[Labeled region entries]
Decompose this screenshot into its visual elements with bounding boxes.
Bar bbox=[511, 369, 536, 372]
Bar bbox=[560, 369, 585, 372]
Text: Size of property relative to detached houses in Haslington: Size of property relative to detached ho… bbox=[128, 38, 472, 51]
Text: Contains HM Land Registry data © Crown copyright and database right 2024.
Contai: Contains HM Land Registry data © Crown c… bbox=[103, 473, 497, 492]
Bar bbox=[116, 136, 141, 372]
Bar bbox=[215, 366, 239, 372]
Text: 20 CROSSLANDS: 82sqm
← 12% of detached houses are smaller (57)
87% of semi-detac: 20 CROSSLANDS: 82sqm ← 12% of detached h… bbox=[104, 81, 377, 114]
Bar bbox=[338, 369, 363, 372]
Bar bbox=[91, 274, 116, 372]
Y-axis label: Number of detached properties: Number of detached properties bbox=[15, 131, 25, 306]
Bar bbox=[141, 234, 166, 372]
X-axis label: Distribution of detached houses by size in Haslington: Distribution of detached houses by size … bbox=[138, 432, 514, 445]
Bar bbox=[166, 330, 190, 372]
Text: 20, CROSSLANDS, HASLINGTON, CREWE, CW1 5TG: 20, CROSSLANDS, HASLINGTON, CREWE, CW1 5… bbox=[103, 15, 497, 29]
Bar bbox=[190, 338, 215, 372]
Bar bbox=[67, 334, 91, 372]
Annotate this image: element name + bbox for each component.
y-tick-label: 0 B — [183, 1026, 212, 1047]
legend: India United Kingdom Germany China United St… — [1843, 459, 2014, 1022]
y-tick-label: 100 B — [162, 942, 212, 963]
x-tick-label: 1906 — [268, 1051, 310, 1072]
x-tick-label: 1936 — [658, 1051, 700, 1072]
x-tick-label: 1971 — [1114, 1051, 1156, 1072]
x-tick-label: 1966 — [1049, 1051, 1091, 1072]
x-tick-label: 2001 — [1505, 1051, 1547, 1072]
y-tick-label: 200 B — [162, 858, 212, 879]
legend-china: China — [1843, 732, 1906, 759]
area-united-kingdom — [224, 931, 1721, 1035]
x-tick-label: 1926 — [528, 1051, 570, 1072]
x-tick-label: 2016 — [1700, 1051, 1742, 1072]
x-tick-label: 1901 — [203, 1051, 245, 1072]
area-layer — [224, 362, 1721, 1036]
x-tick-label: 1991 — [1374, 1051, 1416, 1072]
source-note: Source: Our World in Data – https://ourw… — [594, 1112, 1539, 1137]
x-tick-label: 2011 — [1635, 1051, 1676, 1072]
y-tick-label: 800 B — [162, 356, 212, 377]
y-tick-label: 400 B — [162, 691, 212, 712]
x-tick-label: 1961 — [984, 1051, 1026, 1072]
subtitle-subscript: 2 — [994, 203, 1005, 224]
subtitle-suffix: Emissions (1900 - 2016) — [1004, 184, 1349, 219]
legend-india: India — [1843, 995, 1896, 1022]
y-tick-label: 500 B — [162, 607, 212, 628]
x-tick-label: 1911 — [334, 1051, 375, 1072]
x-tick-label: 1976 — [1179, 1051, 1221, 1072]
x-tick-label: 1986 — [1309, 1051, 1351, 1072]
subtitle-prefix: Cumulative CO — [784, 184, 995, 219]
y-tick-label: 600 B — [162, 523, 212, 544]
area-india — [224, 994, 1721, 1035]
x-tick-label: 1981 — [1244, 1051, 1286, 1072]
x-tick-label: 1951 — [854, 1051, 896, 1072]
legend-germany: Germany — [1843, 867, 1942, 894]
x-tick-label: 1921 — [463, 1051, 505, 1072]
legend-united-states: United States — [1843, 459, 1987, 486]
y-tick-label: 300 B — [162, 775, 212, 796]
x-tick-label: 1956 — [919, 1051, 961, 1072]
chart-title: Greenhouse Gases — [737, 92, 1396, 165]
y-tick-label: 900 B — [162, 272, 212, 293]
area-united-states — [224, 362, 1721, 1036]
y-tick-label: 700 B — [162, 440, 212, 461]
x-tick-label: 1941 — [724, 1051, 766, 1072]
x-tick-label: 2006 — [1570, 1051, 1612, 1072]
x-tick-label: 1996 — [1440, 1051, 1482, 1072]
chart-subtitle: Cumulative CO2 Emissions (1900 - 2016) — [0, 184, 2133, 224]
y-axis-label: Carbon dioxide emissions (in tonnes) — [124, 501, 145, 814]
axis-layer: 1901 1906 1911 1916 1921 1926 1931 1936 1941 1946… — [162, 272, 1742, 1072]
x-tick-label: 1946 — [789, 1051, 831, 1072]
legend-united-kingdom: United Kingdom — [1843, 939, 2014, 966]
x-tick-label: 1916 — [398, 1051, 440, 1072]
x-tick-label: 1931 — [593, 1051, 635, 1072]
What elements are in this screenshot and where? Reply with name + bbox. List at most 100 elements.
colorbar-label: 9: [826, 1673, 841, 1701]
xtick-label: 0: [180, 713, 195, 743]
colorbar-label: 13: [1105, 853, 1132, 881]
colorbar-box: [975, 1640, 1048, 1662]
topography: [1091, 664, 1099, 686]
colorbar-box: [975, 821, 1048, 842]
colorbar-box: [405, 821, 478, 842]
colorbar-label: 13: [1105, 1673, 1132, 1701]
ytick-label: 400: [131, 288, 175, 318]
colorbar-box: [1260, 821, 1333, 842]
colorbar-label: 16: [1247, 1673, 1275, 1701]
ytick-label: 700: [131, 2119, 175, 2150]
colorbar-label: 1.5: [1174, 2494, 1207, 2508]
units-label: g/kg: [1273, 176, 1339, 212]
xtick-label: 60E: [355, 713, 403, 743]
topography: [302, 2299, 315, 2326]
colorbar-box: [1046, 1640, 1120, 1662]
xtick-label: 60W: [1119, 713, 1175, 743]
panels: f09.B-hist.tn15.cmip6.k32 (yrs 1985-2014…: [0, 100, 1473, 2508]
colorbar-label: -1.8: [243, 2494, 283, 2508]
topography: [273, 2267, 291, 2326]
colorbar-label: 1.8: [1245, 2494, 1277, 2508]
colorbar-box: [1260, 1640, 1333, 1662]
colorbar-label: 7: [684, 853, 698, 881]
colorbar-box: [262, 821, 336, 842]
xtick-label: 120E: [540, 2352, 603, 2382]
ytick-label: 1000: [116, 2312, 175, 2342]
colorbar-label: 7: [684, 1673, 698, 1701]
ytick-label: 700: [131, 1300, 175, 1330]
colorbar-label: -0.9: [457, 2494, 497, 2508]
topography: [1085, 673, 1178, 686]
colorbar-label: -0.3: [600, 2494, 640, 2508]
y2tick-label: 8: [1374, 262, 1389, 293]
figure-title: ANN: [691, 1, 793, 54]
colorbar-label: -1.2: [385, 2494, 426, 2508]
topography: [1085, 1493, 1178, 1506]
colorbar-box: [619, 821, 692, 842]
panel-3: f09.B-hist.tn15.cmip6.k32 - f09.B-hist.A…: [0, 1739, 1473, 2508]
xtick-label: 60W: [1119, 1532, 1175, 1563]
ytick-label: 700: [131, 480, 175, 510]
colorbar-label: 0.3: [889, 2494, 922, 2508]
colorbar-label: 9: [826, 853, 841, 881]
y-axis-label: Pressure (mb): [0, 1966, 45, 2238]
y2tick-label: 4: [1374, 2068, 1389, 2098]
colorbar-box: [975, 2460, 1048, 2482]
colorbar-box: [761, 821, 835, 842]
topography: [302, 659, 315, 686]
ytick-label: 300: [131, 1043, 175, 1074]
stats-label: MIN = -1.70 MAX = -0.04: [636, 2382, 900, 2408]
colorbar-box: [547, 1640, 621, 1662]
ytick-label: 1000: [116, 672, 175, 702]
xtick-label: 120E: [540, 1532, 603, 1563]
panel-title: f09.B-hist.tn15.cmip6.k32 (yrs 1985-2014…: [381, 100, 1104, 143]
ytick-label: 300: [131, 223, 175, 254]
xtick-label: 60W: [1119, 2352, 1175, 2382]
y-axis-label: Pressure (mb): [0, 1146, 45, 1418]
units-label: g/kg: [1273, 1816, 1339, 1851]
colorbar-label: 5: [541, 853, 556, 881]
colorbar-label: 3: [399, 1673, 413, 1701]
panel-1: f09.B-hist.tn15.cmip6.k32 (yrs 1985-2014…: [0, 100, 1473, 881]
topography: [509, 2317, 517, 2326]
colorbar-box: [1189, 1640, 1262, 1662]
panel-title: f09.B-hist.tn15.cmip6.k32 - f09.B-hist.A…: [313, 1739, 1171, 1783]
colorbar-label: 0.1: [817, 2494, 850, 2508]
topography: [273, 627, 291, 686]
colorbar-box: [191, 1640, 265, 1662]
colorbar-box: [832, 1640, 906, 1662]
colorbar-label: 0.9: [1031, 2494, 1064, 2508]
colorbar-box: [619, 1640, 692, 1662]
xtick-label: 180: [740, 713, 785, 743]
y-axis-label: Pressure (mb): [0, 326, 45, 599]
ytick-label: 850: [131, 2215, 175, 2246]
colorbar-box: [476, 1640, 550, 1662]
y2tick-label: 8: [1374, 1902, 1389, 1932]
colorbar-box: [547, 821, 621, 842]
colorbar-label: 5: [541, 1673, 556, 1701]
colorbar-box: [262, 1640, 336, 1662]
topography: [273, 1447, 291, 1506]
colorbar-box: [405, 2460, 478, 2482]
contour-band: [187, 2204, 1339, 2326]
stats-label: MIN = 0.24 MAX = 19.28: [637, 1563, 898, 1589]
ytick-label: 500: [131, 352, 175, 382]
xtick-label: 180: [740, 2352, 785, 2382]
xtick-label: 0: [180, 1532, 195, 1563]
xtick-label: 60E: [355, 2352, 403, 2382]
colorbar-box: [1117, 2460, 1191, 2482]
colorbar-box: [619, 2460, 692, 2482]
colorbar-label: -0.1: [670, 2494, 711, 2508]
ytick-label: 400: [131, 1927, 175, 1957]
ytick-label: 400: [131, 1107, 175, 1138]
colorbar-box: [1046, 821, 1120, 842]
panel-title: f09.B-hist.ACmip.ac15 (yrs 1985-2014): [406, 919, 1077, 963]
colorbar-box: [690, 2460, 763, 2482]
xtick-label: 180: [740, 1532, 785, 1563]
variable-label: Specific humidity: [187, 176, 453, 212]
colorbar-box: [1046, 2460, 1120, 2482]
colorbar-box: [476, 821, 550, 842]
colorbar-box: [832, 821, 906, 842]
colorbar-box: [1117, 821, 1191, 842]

## What the task asks
Reproduce the listing from its first line down through the line containing "Bar bbox=[141, 234, 166, 372]", with both ends included.

## Reply
Decompose this screenshot into its visual elements with bounding boxes.
Bar bbox=[511, 369, 536, 372]
Bar bbox=[560, 369, 585, 372]
Text: Size of property relative to detached houses in Haslington: Size of property relative to detached ho… bbox=[128, 38, 472, 51]
Text: Contains HM Land Registry data © Crown copyright and database right 2024.
Contai: Contains HM Land Registry data © Crown c… bbox=[103, 473, 497, 492]
Bar bbox=[116, 136, 141, 372]
Bar bbox=[215, 366, 239, 372]
Text: 20 CROSSLANDS: 82sqm
← 12% of detached houses are smaller (57)
87% of semi-detac: 20 CROSSLANDS: 82sqm ← 12% of detached h… bbox=[104, 81, 377, 114]
Bar bbox=[338, 369, 363, 372]
Bar bbox=[91, 274, 116, 372]
Y-axis label: Number of detached properties: Number of detached properties bbox=[15, 131, 25, 306]
Bar bbox=[141, 234, 166, 372]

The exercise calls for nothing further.